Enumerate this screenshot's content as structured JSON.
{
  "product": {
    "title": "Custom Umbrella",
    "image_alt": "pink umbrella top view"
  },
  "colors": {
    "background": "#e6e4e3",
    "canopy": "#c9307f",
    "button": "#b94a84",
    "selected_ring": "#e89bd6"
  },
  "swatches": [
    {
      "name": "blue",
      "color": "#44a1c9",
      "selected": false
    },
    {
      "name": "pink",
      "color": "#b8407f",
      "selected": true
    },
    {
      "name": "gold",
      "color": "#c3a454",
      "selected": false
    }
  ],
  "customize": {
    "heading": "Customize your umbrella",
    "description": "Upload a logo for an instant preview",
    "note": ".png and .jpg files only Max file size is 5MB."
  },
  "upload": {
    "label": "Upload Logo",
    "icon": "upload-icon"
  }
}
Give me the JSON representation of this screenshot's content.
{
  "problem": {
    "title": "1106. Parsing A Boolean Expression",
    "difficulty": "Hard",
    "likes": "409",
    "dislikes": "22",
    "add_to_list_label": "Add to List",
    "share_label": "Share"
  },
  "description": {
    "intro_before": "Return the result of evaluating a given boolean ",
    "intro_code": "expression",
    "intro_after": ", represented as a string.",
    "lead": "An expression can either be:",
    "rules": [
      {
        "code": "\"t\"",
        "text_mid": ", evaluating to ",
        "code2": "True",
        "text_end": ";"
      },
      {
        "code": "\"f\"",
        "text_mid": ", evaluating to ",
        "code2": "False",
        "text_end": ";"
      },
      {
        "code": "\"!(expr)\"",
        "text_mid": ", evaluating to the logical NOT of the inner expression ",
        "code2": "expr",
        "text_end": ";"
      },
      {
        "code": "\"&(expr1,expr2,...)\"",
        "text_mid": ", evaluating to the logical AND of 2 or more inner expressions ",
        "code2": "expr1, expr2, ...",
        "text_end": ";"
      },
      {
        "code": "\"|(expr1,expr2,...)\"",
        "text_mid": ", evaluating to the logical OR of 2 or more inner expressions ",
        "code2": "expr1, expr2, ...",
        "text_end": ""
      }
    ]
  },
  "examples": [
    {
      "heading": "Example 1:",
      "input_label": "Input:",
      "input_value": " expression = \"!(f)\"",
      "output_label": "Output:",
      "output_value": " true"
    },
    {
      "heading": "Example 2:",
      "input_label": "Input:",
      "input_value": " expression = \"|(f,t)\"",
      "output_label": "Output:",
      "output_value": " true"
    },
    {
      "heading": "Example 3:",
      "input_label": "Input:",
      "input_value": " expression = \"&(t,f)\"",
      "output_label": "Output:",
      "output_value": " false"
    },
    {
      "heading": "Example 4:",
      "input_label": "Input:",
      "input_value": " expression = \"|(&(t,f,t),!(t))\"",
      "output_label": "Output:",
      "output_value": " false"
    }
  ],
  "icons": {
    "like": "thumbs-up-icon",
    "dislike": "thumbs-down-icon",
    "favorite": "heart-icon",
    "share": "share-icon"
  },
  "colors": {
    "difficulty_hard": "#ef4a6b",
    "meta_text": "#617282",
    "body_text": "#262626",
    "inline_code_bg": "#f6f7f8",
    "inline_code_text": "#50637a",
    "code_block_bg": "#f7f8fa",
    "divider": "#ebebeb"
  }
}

____________

> **Goal**
Where a line contains "thumbs", copy that line.

> **The answer**
    "like": "thumbs-up-icon",
    "dislike": "thumbs-down-icon",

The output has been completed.